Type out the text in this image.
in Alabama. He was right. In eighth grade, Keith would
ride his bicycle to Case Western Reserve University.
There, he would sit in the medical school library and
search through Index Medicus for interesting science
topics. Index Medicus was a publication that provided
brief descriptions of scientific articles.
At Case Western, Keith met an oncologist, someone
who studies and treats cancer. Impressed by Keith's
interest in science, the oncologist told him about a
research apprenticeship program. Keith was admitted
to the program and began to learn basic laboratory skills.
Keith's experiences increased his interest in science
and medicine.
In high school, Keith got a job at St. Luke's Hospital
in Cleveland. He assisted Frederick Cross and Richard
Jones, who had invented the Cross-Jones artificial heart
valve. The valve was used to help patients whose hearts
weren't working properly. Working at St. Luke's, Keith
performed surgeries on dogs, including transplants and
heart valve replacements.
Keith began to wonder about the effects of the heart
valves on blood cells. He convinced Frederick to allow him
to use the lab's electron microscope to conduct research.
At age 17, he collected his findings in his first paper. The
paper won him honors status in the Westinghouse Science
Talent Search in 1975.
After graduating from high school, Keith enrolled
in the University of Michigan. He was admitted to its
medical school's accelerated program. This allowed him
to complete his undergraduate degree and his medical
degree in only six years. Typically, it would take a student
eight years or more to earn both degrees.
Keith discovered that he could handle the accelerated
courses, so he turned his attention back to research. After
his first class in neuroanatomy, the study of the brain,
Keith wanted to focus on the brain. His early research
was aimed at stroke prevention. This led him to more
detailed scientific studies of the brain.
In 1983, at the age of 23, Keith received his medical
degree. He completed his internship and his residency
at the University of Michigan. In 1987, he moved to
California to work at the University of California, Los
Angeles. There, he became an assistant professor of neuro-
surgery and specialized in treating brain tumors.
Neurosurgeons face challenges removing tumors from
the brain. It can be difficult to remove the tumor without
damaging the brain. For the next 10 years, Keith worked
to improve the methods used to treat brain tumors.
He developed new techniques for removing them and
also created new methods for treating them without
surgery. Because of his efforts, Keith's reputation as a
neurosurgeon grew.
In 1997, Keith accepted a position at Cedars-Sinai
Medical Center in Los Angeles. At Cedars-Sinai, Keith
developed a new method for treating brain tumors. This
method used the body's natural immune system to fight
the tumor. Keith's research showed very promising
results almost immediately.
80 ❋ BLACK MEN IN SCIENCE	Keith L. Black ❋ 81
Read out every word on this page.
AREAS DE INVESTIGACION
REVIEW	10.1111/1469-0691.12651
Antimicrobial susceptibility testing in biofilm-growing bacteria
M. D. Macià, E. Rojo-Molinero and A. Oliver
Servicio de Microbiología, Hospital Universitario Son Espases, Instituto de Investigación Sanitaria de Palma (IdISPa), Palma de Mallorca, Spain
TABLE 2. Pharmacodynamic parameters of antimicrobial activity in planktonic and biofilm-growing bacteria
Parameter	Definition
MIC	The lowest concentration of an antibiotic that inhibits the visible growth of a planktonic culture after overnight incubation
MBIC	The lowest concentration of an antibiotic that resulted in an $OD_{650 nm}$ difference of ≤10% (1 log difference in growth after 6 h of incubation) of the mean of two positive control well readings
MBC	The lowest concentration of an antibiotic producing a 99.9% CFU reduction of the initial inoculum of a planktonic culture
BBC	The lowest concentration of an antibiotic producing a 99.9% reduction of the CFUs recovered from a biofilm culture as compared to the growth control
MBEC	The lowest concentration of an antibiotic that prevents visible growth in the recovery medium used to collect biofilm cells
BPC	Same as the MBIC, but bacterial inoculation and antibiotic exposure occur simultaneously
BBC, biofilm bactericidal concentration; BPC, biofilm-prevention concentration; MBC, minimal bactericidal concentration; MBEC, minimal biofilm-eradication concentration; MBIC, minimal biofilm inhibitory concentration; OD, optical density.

□ □ □ □ □ □ □

• [Activity]
Note every line of the entries in which "University" appears, and copy it down.

• [Answer section]
ride his bicycle to Case Western Reserve University.
in the University of Michigan. He was admitted to its
at the University of Michigan. In 1987, he moved to
California to work at the University of California, Los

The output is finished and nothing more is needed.